-------- Quoted text

About the idea behind the implementation of method "_get_prev_sample " in PNDSScheduler class.

[moonryul]

Hi.

Let me quote the code for _get_prev_sample():

def get_prev_sample(self, sample, timestep, prev_timestep, model_output): #MJ: timestep=981; prev_timestep = 961, e.g.
# See formula (9) of PNDM paper https://arxiv.org/pdf/2202.09778.pdf
# this function computes x(t−δ) using the formula of (9)
# Note that x_t needs to be added to both sides of the equation

    # Notation (<variable name> -> <name in paper>
    # alpha_prod_t -> α_t
    # alpha_prod_t_prev -> α_(t−δ)
    # beta_prod_t -> (1 - α_t)
    # beta_prod_t_prev -> (1 - α_(t−δ))
    # sample -> x_t
    # model_output -> e_θ(x_t, t)
    # prev_sample -> x_(t−δ)
    alpha_prod_t = self.alphas_cumprod[timestep]  #MJ: self.alphas_cumprod has 1000 elements; timestep=981, prev_timestep=961
    alpha_prod_t_prev = self.alphas_cumprod[prev_timestep] if prev_timestep >= 0 else self.final_alpha_cumprod
    beta_prod_t = 1 - alpha_prod_t
    beta_prod_t_prev = 1 - alpha_prod_t_prev

    if self.config.prediction_type == "v_prediction":
        model_output = (alpha_prod_t**0.5) * model_output + (beta_prod_t**0.5) * sample
    elif self.config.prediction_type != "epsilon":
        raise ValueError(
            f"prediction_type given as {self.config.prediction_type} must be one of `epsilon` or `v_prediction`"
        )

    # corresponds to (α_(t−δ) - α_t) divided by
    # denominator of x_t in formula (9) and plus 1; MJ: "plus 1" is used to add x_t to the right hand side of eq (9),how?
    # Note: (α_(t−δ) - α_t) / (  sqrt(α_t) * ( sqrt(α_(t−δ)) + sqr(α_t) )  )  =
    # sqrt(α_(t−δ)) / sqrt(α_t))
    sample_coeff = (alpha_prod_t_prev / alpha_prod_t) ** (0.5)  #MJ: = sqrt(α_(t−δ)) / sqrt(α_t))

    # corresponds to denominator of e_θ(x_t, t) in formula (9)
    model_output_denom_coeff = alpha_prod_t * beta_prod_t_prev ** (0.5) + (
        alpha_prod_t * beta_prod_t * alpha_prod_t_prev
    ) ** (0.5)

    # full formula (9)
    prev_sample = (
        sample_coeff * sample - (alpha_prod_t_prev - alpha_prod_t) * model_output / model_output_denom_coeff
    )

    return prev_sample
    
    
    Q1. I read formula (9) of the paper PNDM paper https://arxiv.org/pdf/2202.09778.pdf. I also understand the comment
    "Note that x_t needs to be added to both sides of the equation. 
    
    But the the last line of the function reads:
    
    # full formula (9)
    prev_sample = (
        sample_coeff * sample - (alpha_prod_t_prev - alpha_prod_t) * model_output / model_output_denom_coeff
    )

----------------
-------- Listed entries

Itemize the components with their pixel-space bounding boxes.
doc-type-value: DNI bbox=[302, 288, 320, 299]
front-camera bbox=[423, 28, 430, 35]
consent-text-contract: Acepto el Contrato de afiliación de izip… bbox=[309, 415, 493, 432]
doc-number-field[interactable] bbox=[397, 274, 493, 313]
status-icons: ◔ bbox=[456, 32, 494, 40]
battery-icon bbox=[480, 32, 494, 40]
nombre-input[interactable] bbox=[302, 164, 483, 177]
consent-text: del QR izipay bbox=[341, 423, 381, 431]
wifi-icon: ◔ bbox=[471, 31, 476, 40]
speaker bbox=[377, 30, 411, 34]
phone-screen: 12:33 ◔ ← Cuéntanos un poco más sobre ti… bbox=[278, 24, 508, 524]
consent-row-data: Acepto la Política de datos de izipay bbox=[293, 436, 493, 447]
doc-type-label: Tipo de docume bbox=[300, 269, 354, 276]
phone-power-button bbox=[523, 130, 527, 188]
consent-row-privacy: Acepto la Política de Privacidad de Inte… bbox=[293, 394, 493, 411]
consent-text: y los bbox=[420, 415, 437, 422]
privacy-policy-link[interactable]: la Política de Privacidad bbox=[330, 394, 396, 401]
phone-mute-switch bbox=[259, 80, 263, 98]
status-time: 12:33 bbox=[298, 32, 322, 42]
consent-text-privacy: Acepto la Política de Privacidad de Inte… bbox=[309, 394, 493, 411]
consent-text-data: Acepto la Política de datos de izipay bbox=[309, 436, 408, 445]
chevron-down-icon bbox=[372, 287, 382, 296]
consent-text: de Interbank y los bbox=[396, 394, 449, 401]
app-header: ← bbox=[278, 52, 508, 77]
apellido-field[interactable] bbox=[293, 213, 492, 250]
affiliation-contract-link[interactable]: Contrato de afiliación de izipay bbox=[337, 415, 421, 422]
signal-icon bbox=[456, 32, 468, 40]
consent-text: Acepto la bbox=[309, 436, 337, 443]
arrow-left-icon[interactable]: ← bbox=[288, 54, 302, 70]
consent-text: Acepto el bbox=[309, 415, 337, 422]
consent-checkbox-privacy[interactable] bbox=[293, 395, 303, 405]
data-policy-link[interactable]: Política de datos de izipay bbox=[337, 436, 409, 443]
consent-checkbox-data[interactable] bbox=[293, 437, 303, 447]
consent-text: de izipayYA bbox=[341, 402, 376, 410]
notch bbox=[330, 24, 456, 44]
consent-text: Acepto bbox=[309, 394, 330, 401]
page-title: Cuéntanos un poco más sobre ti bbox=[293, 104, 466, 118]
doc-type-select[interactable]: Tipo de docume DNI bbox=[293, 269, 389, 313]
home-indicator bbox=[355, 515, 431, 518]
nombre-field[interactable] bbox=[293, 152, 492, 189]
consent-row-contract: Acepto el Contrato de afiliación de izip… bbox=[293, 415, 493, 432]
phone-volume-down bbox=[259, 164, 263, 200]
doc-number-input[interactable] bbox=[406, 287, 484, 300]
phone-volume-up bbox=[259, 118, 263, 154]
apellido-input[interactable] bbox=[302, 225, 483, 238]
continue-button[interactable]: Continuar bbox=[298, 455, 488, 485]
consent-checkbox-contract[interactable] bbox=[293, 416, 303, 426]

----------------

Objectives:
• A. Decide whether each statement agrees with the scheduler post. Answer yes or no for each, and quote the words of the post that settle it.
(i) self.alphas_cumprod holds 1000 values.
(ii) When prev_timestep is negative, alpha_prod_t_prev is taken from self.final_alpha_cumprod.
(iii) A prediction_type other than "epsilon" or "v_prediction" is accepted without any error.
• B. Write a continuation of the scheduler post that picks up right after its last line of code.
The material is separate from the scheduler post.

Task results:
• A.
(i) Yes: "self.alphas_cumprod has 1000 elements"
(ii) Yes: "if prev_timestep >= 0 else self.final_alpha_cumprod"
(iii) No: "raise ValueError("

• B.
    I thought the line should be as follows (by adding x_t (sample) to both sides of the equation (9):
    
     prev_sample = sample + (
        sample_coeff * sample - (alpha_prod_t_prev - alpha_prod_t) * model_output / model_output_denom_coeff
    )
    What is going on here?
    
    Q2. I thought that the following comment is related to the current issue:
    # corresponds to (α_(t−δ) - α_t) divided by
    # denominator of x_t in formula (9) and plus 1; 
    # Note: (α_(t−δ) - α_t) / (  sqrt(α_t) * ( sqrt(α_(t−δ)) + sqr(α_t) )  )  =
    # sqrt(α_(t−δ)) / sqrt(α_t))
    
    I read this comment as saying:
       Add 1 to  (α_(t−δ) - α_t) / denominator of x_t in formula (9).
       
        (α_(t−δ) - α_t) / denominator of x_t in formula (9). =  (α_(t−δ) - α_t) / (  sqrt(α_t) * ( sqrt(α_(t−δ)) + sqr(α_t) )  )  |
        
        
        We have comment:
        
        # Note: (α_(t−δ) - α_t) / (  sqrt(α_t) * ( sqrt(α_(t−δ)) + sqr(α_t) )  )  =
    # sqrt(α_(t−δ)) / sqrt(α_t))

I think this comment should have been (according to the intention of the previous comment mentioning "plus 1":

Note: (α_(t−δ) - α_t) / ( sqrt(α_t) * ( sqrt(α_(t−δ)) + sqr(α_t) ) ) + 1 =

    # sqrt(α_(t−δ)) / sqrt(α_t))

If this holds, then sample_coeff defined to be (alpha_prod_t_prev / alpha_prod_t) ** (0.5)
contains "plus 1" in it so that

full formula (9)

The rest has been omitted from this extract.